Your task is to tally the lines of the listing containing the word "text" and report the figure alone.

****************************************

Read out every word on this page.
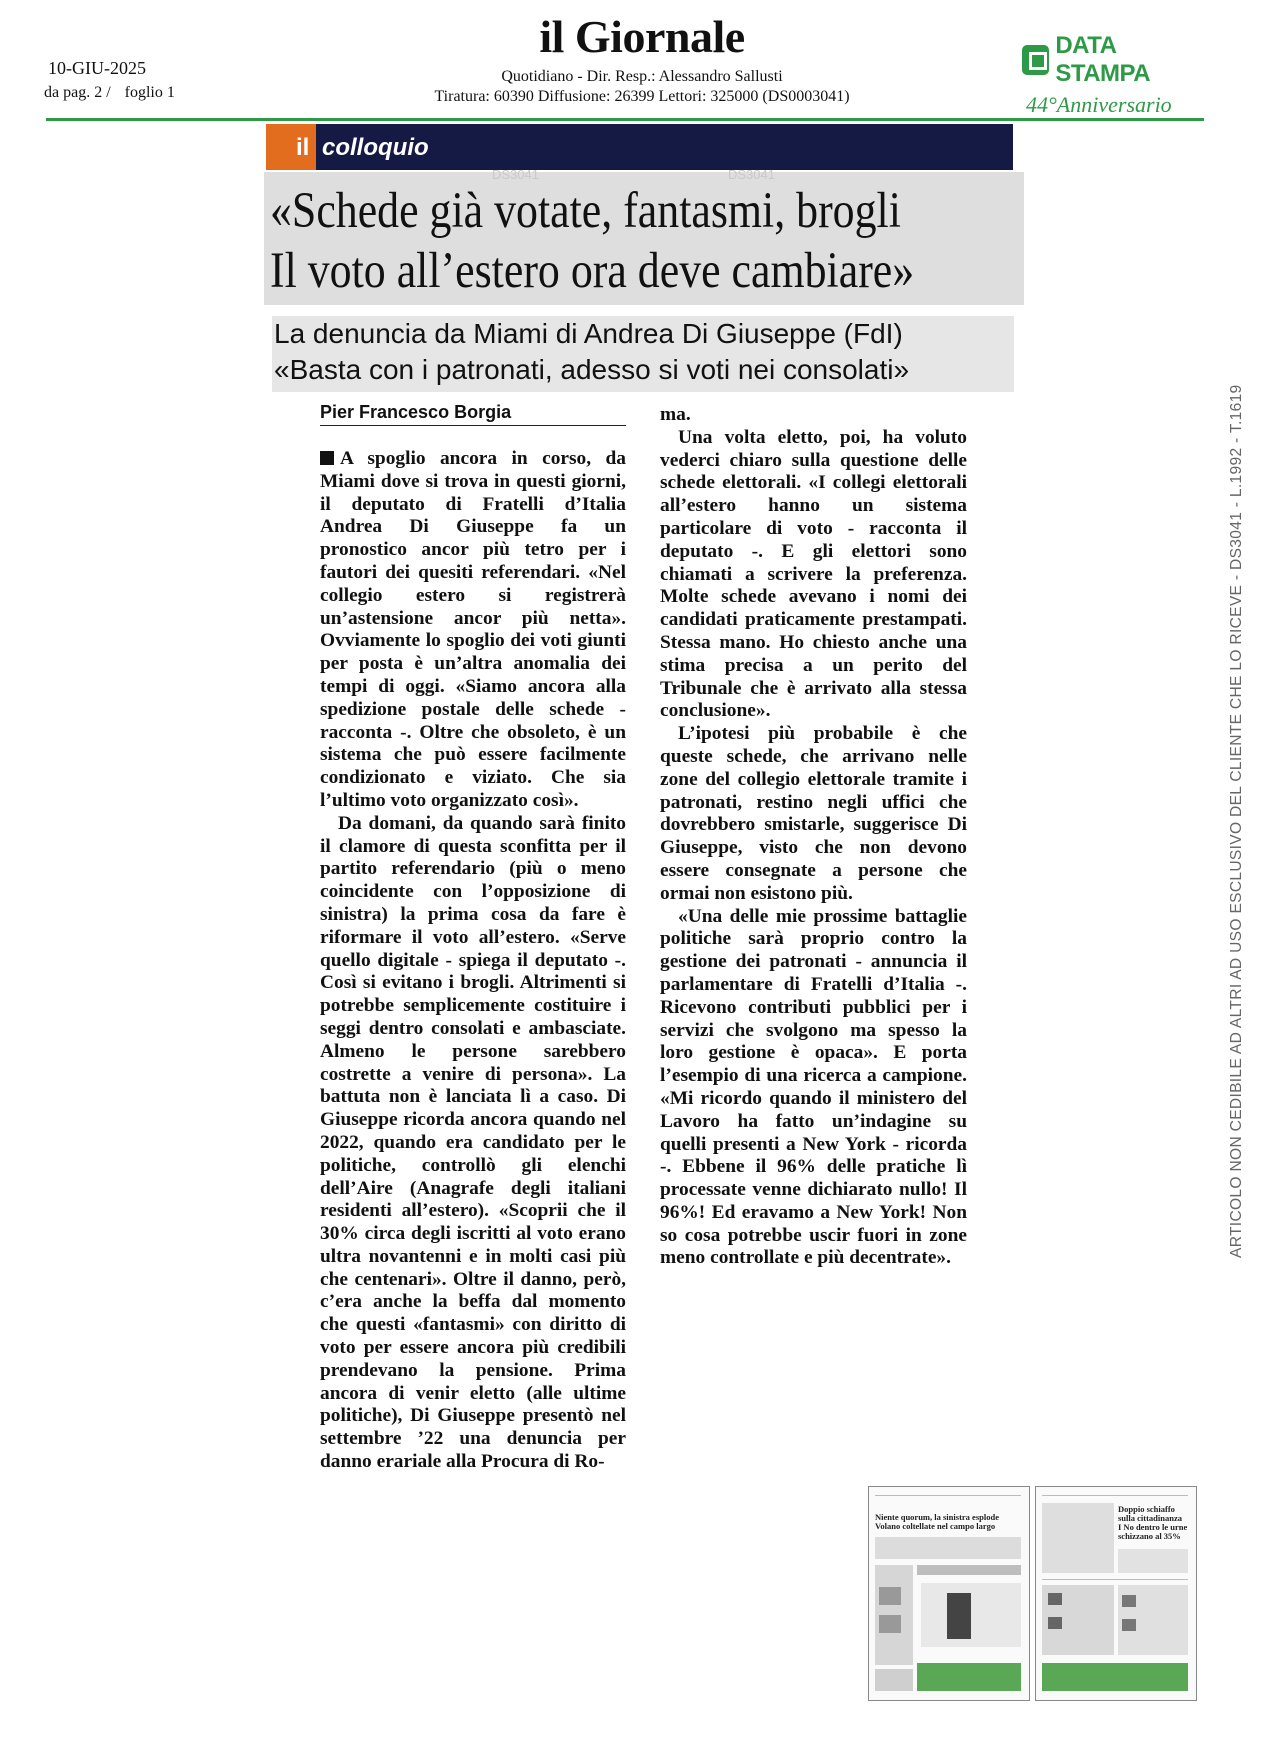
10-GIU-2025
da pag. 2 / foglio 1
il Giornale
Quotidiano - Dir. Resp.: Alessandro Sallusti
Tiratura: 60390 Diffusione: 26399 Lettori: 325000 (DS0003041)
DATA STAMPA
44°Anniversario
il colloquio
«Schede già votate, fantasmi, brogli
Il voto all’estero ora deve cambiare»
DS3041	DS3041
La denuncia da Miami di Andrea Di Giuseppe (FdI)
«Basta con i patronati, adesso si voti nei consolati»
Pier Francesco Borgia

A spoglio ancora in corso, da Miami dove si trova in questi giorni, il deputato di Fratelli d’Italia Andrea Di Giuseppe fa un pronostico ancor più tetro per i fautori dei quesiti referendari. «Nel collegio estero si registrerà un’astensione ancor più netta». Ovviamente lo spoglio dei voti giunti per posta è un’altra anomalia dei tempi di oggi. «Siamo ancora alla spedizione postale delle schede - racconta -. Oltre che obsoleto, è un sistema che può essere facilmente condizionato e viziato. Che sia l’ultimo voto organizzato così».

Da domani, da quando sarà finito il clamore di questa sconfitta per il partito referendario (più o meno coincidente con l’opposizione di sinistra) la prima cosa da fare è riformare il voto all’estero. «Serve quello digitale - spiega il deputato -. Così si evitano i brogli. Altrimenti si potrebbe semplicemente costituire i seggi dentro consolati e ambasciate. Almeno le persone sarebbero costrette a venire di persona». La battuta non è lanciata lì a caso. Di Giuseppe ricorda ancora quando nel 2022, quando era candidato per le politiche, controllò gli elenchi dell’Aire (Anagrafe degli italiani residenti all’estero). «Scoprii che il 30% circa degli iscritti al voto erano ultra novantenni e in molti casi più che centenari». Oltre il danno, però, c’era anche la beffa dal momento che questi «fantasmi» con diritto di voto per essere ancora più credibili prendevano la pensione. Prima ancora di venir eletto (alle ultime politiche), Di Giuseppe presentò nel settembre ’22 una denuncia per danno erariale alla Procura di Ro-

ma.

Una volta eletto, poi, ha voluto vederci chiaro sulla questione delle schede elettorali. «I collegi elettorali all’estero hanno un sistema particolare di voto - racconta il deputato -. E gli elettori sono chiamati a scrivere la preferenza. Molte schede avevano i nomi dei candidati praticamente prestampati. Stessa mano. Ho chiesto anche una stima precisa a un perito del Tribunale che è arrivato alla stessa conclusione».

L’ipotesi più probabile è che queste schede, che arrivano nelle zone del collegio elettorale tramite i patronati, restino negli uffici che dovrebbero smistarle, suggerisce Di Giuseppe, visto che non devono essere consegnate a persone che ormai non esistono più.

«Una delle mie prossime battaglie politiche sarà proprio contro la gestione dei patronati - annuncia il parlamentare di Fratelli d’Italia -. Ricevono contributi pubblici per i servizi che svolgono ma spesso la loro gestione è opaca». E porta l’esempio di una ricerca a campione. «Mi ricordo quando il ministero del Lavoro ha fatto un’indagine su quelli presenti a New York - ricorda -. Ebbene il 96% delle pratiche lì processate venne dichiarato nullo! Il 96%! Ed eravamo a New York! Non so cosa potrebbe uscir fuori in zone meno controllate e più decentrate».	ARTICOLO NON CEDIBILE AD ALTRI AD USO ESCLUSIVO DEL CLIENTE CHE LO RICEVE - DS3041 - L.1992 - T.1619
Niente quorum, la sinistra esplode
Volano coltellate nel campo largo
Doppio schiaffo
sulla cittadinanza
I No dentro le urne
schizzano al 35%
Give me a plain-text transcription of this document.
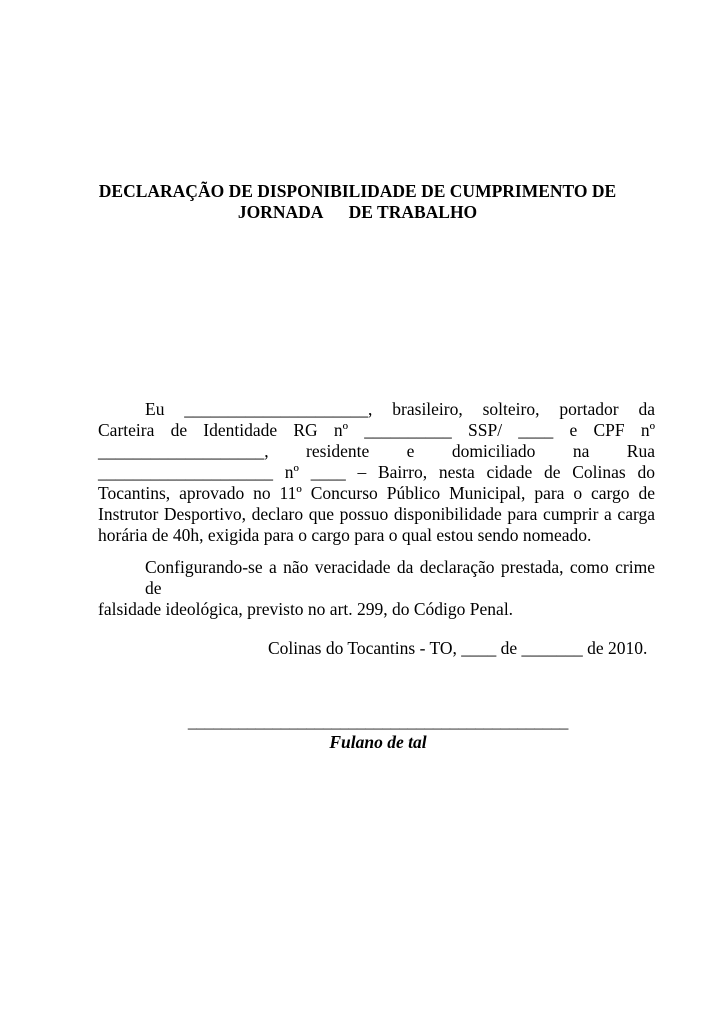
DECLARAÇÃO DE DISPONIBILIDADE DE CUMPRIMENTO DE
JORNADA      DE TRABALHO
Eu _____________________, brasileiro, solteiro, portador da
Carteira de Identidade RG nº __________ SSP/ ____ e CPF nº
___________________, residente e domiciliado na Rua
____________________ nº ____ – Bairro, nesta cidade de Colinas do
Tocantins, aprovado no 11º Concurso Público Municipal, para o cargo de
Instrutor Desportivo, declaro que possuo disponibilidade para cumprir a carga
horária de 40h, exigida para o cargo para o qual estou sendo nomeado.
Configurando-se a não veracidade da declaração prestada, como crime de
falsidade ideológica, previsto no art. 299, do Código Penal.
Colinas do Tocantins - TO, ____ de _______ de 2010.
_____________________________________________
Fulano de tal
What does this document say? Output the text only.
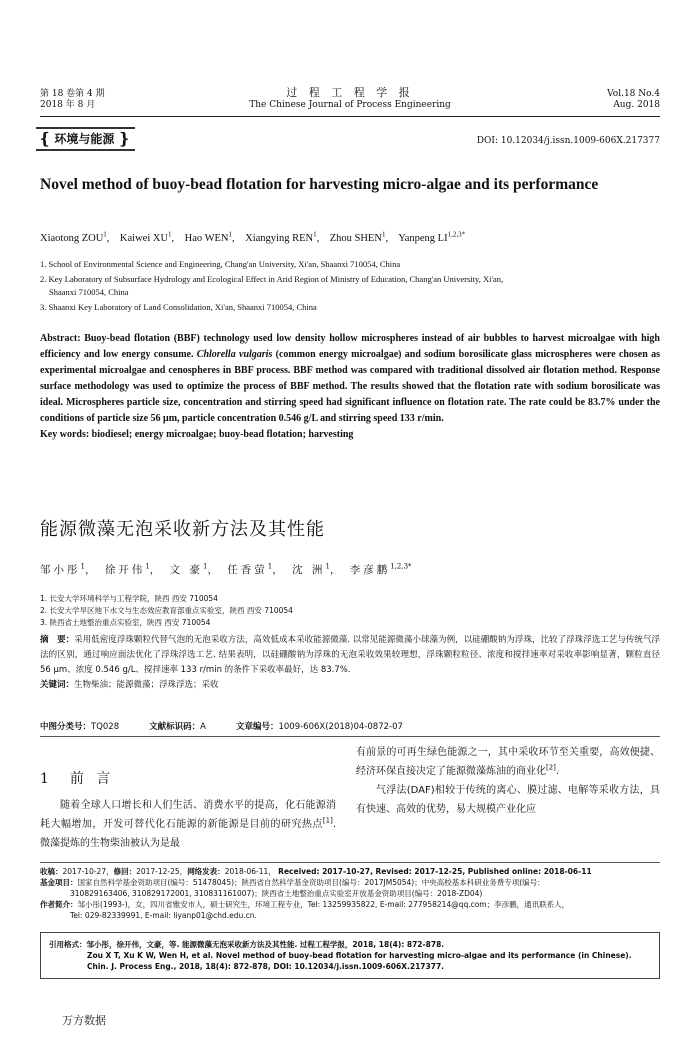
第 18 卷第 4 期
2018 年 8 月
过 程 工 程 学 报
The Chinese Journal of Process Engineering
Vol.18 No.4
Aug. 2018
❴ 环境与能源 ❵	DOI: 10.12034/j.issn.1009-606X.217377
Novel method of buoy-bead flotation for harvesting micro-algae and its performance
Xiaotong ZOU$^1$,    Kaiwei $XU^1$,    Hao WEN$^1$,    Xiangying REN$^1$,    Zhou SHEN$^1$,    Yanpeng $LI^{1,2,3*}$

1. School of Environmental Science and Engineering, Chang'an University, Xi'an, Shaanxi 710054, China

2. Key Laboratory of Subsurface Hydrology and Ecological Effect in Arid Region of Ministry of Education, Chang'an University, Xi'an,

Shaanxi 710054, China

3. Shaanxi Key Laboratory of Land Consolidation, Xi'an, Shaanxi 710054, China

Abstract: Buoy-bead flotation (BBF) technology used low density hollow microspheres instead of air bubbles to harvest microalgae with high efficiency and low energy consume. Chlorella vulgaris (common energy microalgae) and sodium borosilicate glass microspheres were chosen as experimental microalgae and cenospheres in BBF process. BBF method was compared with traditional dissolved air flotation method. Response surface methodology was used to optimize the process of BBF method. The results showed that the flotation rate with sodium borosilicate was ideal. Microspheres particle size, concentration and stirring speed had significant influence on flotation rate. The rate could be 83.7% under the conditions of particle size 56 μm, particle concentration 0.546 g/L and stirring speed 133 r/min.
Key words: biodiesel; energy microalgae; buoy-bead flotation; harvesting
能源微藻无泡采收新方法及其性能
邹小彤$^1$， 徐开伟$^1$， 文 豪$^1$， 任香萤$^1$， 沈 洲$^1$， 李彦鹏$^{1,2,3*}$

1. 长安大学环境科学与工程学院，陕西 西安 710054

2. 长安大学旱区地下水文与生态效应教育部重点实验室，陕西 西安 710054

3. 陕西省土地整治重点实验室，陕西 西安 710054

摘　要：采用低密度浮珠颗粒代替气泡的无泡采收方法，高效低成本采收能源微藻. 以常见能源微藻小球藻为例，以硅硼酸钠为浮珠，比较了浮珠浮选工艺与传统气浮法的区别，通过响应面法优化了浮珠浮选工艺. 结果表明，以硅硼酸钠为浮珠的无泡采收效果较理想，浮珠颗粒粒径、浓度和搅拌速率对采收率影响显著，颗粒直径 56 μm、浓度 0.546 g/L、搅拌速率 133 r/min 的条件下采收率最好，达 83.7%.
关键词：生物柴油；能源微藻；浮珠浮选；采收
中图分类号：TQ028	文献标识码：A	文章编号：1009-606X(2018)04-0872-07
1 前 言

随着全球人口增长和人们生活、消费水平的提高，化石能源消耗大幅增加，开发可替代化石能源的新能源是目前的研究热点[1]. 微藻提炼的生物柴油被认为是最

有前景的可再生绿色能源之一，其中采收环节至关重要，高效便捷、经济环保直接决定了能源微藻炼油的商业化[2].

气浮法(DAF)相较于传统的离心、膜过滤、电解等采收方法，具有快速、高效的优势，易大规模产业化应

收稿：2017-10-27，修回：2017-12-25，网络发表：2018-06-11， Received: 2017-10-27, Revised: 2017-12-25, Published online: 2018-06-11

基金项目：国家自然科学基金资助项目(编号：51478045)；陕西省自然科学基金资助项目(编号：2017JM5054)；中央高校基本科研业务费专项(编号：

310829163406, 310829172001, 310831161007)；陕西省土地整治重点实验室开放基金资助项目(编号：2018-ZD04)

作者简介：邹小彤(1993-)，女，四川省雅安市人，硕士研究生，环境工程专业，Tel: 13259935822, E-mail: 277958214@qq.com；李彦鹏，通讯联系人，

Tel: 029-82339991, E-mail: liyanp01@chd.edu.cn.

引用格式：邹小彤，徐开伟，文豪，等. 能源微藻无泡采收新方法及其性能. 过程工程学报，2018, 18(4): 872-878.

Zou X T, Xu K W, Wen H, et al. Novel method of buoy-bead flotation for harvesting micro-algae and its performance (in Chinese).

Chin. J. Process Eng., 2018, 18(4): 872-878, DOI: 10.12034/j.issn.1009-606X.217377.

万方数据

****************************************

# [Response]
2